Task material:
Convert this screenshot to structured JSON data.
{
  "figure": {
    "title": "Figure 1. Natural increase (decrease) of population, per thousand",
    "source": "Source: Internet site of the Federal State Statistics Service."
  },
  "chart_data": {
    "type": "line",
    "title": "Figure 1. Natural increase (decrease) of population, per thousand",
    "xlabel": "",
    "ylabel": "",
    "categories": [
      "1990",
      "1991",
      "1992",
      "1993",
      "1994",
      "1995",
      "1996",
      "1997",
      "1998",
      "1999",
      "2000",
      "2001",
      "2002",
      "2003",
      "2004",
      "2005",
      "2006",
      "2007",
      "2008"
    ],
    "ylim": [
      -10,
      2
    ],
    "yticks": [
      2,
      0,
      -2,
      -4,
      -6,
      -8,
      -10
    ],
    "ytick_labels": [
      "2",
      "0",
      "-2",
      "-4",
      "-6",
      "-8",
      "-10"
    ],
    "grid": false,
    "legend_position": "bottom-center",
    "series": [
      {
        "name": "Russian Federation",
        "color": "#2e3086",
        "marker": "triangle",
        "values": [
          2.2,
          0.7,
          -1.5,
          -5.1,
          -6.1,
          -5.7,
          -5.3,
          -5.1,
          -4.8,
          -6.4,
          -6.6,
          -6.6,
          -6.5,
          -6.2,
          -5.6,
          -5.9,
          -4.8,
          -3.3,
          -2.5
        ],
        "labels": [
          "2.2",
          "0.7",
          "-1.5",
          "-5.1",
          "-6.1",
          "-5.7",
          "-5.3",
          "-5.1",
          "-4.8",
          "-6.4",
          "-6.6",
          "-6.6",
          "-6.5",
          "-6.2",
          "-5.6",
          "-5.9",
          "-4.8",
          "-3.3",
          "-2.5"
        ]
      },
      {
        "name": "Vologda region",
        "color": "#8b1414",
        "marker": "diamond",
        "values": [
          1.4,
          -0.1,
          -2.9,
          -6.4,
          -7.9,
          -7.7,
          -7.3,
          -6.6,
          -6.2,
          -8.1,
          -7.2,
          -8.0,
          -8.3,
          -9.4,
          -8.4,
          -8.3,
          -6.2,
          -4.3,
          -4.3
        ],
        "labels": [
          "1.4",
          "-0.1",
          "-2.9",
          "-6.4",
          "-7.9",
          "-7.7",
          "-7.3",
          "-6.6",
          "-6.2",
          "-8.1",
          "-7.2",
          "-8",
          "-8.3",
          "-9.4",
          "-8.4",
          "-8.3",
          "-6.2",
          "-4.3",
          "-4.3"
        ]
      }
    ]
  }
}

---

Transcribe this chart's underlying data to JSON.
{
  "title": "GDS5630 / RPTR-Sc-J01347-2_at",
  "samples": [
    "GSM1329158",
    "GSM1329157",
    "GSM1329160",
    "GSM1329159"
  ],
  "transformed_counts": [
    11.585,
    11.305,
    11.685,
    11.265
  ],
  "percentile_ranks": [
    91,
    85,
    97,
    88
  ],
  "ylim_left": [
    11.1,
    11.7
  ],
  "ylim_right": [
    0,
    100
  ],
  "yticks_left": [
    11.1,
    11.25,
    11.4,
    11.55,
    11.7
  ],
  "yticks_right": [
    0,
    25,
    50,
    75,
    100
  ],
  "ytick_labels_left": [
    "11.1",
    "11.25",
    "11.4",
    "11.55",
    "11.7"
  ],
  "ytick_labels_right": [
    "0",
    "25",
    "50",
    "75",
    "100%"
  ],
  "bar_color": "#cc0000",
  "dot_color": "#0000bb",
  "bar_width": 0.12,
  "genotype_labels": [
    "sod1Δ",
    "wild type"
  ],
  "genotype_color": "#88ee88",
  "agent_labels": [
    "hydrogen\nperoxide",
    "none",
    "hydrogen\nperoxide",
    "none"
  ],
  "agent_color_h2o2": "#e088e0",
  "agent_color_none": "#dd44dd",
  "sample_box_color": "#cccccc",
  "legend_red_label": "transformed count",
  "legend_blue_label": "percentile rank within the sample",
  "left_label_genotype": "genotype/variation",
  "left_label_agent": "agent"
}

What is being asked: Search the lines for the string "this" and copy every line that has it.

Expected answer:
Convert this screenshot to structured JSON data.
Transcribe this chart's underlying data to JSON.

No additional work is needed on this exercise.